• _TASK_:
Repeat all entries exactly.

• _MATERIAL_:
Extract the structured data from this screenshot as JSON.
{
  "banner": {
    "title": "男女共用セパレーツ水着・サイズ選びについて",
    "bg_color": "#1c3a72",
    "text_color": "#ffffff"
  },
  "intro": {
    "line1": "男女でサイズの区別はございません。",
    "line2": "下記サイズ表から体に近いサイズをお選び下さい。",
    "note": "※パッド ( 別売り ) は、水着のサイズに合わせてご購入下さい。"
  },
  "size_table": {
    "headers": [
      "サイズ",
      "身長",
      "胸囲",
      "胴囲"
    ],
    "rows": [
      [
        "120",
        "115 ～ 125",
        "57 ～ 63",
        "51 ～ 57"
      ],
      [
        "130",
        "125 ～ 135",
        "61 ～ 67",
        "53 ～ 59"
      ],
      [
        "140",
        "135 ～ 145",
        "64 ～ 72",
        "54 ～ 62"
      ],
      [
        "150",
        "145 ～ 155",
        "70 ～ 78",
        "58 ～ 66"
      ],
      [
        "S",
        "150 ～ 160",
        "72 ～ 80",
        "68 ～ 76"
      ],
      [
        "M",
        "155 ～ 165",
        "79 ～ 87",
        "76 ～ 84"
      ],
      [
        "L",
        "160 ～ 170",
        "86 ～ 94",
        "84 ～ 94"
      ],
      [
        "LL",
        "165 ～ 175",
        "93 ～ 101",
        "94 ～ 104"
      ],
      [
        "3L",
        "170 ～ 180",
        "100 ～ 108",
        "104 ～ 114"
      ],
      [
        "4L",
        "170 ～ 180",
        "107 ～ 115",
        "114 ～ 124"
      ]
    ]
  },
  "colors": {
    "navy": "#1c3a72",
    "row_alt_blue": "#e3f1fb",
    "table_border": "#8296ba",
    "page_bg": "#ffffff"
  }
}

• _ANSWER IN FULL_:
Extract the structured data from this screenshot as JSON.
{
  "banner": {
    "title": "男女共用セパレーツ水着・サイズ選びについて",
    "bg_color": "#1c3a72",
    "text_color": "#ffffff"
  },
  "intro": {
    "line1": "男女でサイズの区別はございません。",
    "line2": "下記サイズ表から体に近いサイズをお選び下さい。",
    "note": "※パッド ( 別売り ) は、水着のサイズに合わせてご購入下さい。"
  },
  "size_table": {
    "headers": [
      "サイズ",
      "身長",
      "胸囲",
      "胴囲"
    ],
    "rows": [
      [
        "120",
        "115 ～ 125",
        "57 ～ 63",
        "51 ～ 57"
      ],
      [
        "130",
        "125 ～ 135",
        "61 ～ 67",
        "53 ～ 59"
      ],
      [
        "140",
        "135 ～ 145",
        "64 ～ 72",
        "54 ～ 62"
      ],
      [
        "150",
        "145 ～ 155",
        "70 ～ 78",
        "58 ～ 66"
      ],
      [
        "S",
        "150 ～ 160",
        "72 ～ 80",
        "68 ～ 76"
      ],
      [
        "M",
        "155 ～ 165",
        "79 ～ 87",
        "76 ～ 84"
      ],
      [
        "L",
        "160 ～ 170",
        "86 ～ 94",
        "84 ～ 94"
      ],
      [
        "LL",
        "165 ～ 175",
        "93 ～ 101",
        "94 ～ 104"
      ],
      [
        "3L",
        "170 ～ 180",
        "100 ～ 108",
        "104 ～ 114"
      ],
      [
        "4L",
        "170 ～ 180",
        "107 ～ 115",
        "114 ～ 124"
      ]
    ]
  },
  "colors": {
    "navy": "#1c3a72",
    "row_alt_blue": "#e3f1fb",
    "table_border": "#8296ba",
    "page_bg": "#ffffff"
  }
}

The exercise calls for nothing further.